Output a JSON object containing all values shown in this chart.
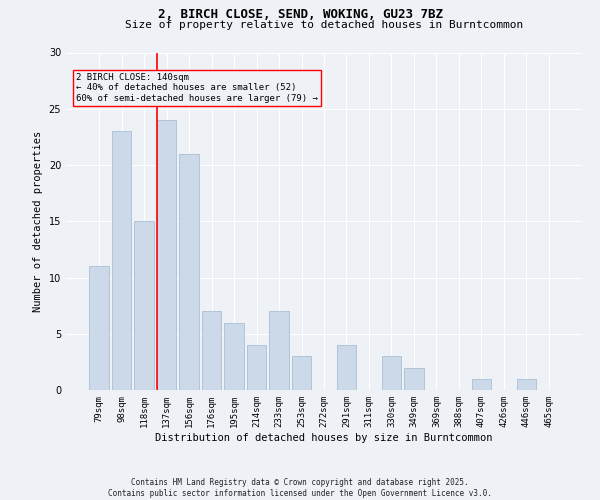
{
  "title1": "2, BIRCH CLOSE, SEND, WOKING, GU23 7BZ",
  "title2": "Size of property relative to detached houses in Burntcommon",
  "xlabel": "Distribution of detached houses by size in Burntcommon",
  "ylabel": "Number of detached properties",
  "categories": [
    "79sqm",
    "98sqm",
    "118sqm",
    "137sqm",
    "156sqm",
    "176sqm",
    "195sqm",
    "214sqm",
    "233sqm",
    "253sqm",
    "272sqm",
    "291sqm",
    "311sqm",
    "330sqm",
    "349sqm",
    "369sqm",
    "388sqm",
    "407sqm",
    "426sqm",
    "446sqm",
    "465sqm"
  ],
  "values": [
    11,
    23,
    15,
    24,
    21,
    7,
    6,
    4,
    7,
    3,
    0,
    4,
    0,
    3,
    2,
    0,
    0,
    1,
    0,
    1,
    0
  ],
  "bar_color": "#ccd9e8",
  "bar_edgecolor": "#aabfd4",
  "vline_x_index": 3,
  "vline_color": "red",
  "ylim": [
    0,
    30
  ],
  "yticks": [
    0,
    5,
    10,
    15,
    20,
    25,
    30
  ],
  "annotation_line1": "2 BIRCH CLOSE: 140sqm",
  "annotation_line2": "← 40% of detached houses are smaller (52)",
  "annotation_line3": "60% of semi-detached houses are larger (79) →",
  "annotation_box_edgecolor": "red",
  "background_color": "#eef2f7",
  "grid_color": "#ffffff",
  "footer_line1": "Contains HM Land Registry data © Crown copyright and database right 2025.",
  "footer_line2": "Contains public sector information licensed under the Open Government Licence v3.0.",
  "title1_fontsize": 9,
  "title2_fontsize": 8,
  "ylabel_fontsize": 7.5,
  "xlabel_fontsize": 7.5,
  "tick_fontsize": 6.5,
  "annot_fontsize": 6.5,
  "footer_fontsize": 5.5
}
---
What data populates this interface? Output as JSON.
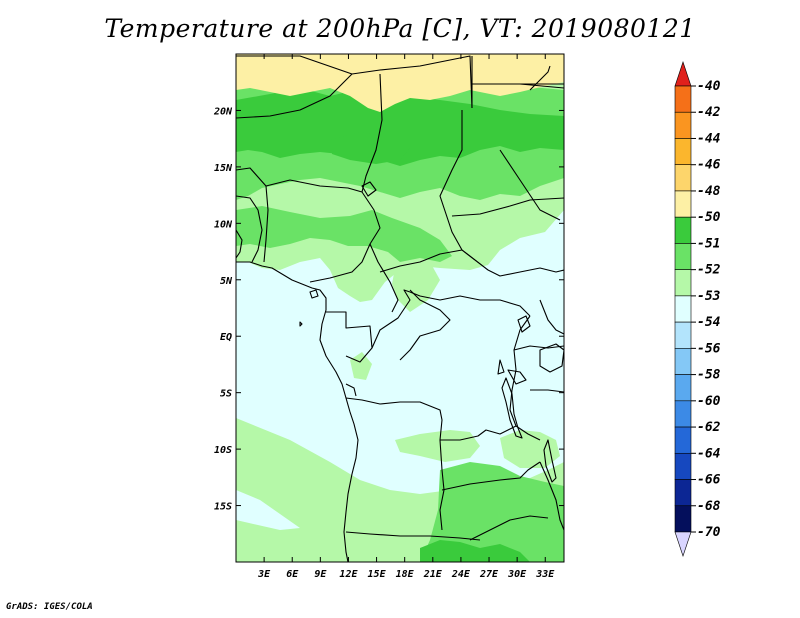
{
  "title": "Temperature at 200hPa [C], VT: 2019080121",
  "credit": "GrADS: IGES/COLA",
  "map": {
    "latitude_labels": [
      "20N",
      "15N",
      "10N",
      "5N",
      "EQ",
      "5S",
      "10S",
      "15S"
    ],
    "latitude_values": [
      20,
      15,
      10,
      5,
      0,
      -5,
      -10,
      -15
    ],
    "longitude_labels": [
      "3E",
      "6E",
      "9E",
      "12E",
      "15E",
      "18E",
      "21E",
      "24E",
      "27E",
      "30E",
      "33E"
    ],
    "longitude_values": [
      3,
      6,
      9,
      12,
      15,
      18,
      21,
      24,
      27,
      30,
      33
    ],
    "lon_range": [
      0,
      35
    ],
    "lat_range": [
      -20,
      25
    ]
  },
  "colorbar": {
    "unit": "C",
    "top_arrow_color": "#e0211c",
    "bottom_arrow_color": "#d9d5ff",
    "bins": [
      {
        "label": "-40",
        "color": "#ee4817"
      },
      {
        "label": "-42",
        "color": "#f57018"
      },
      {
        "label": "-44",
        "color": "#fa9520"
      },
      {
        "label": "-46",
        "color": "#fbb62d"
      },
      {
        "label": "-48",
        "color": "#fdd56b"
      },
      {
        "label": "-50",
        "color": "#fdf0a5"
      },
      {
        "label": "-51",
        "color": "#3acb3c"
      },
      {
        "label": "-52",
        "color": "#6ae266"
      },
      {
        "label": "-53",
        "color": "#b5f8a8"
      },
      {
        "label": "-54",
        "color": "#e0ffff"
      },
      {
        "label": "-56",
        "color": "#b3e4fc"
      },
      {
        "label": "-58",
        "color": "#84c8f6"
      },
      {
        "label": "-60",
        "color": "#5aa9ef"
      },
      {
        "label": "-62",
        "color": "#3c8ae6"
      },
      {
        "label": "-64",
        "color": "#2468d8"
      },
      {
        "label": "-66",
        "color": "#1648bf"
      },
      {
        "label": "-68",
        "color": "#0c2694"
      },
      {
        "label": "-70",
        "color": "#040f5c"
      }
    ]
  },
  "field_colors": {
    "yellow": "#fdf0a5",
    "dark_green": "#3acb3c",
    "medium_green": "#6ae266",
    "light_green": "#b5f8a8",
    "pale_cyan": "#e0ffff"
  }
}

■ Aim of the exercise
Look through the entries above and report each line where the string "BIRCH" occurs.

■ Answer to this problem
  "title1": "2, BIRCH CLOSE, SEND, WOKING, GU23 7BZ",
  "annotation_line1": "2 BIRCH CLOSE: 140sqm",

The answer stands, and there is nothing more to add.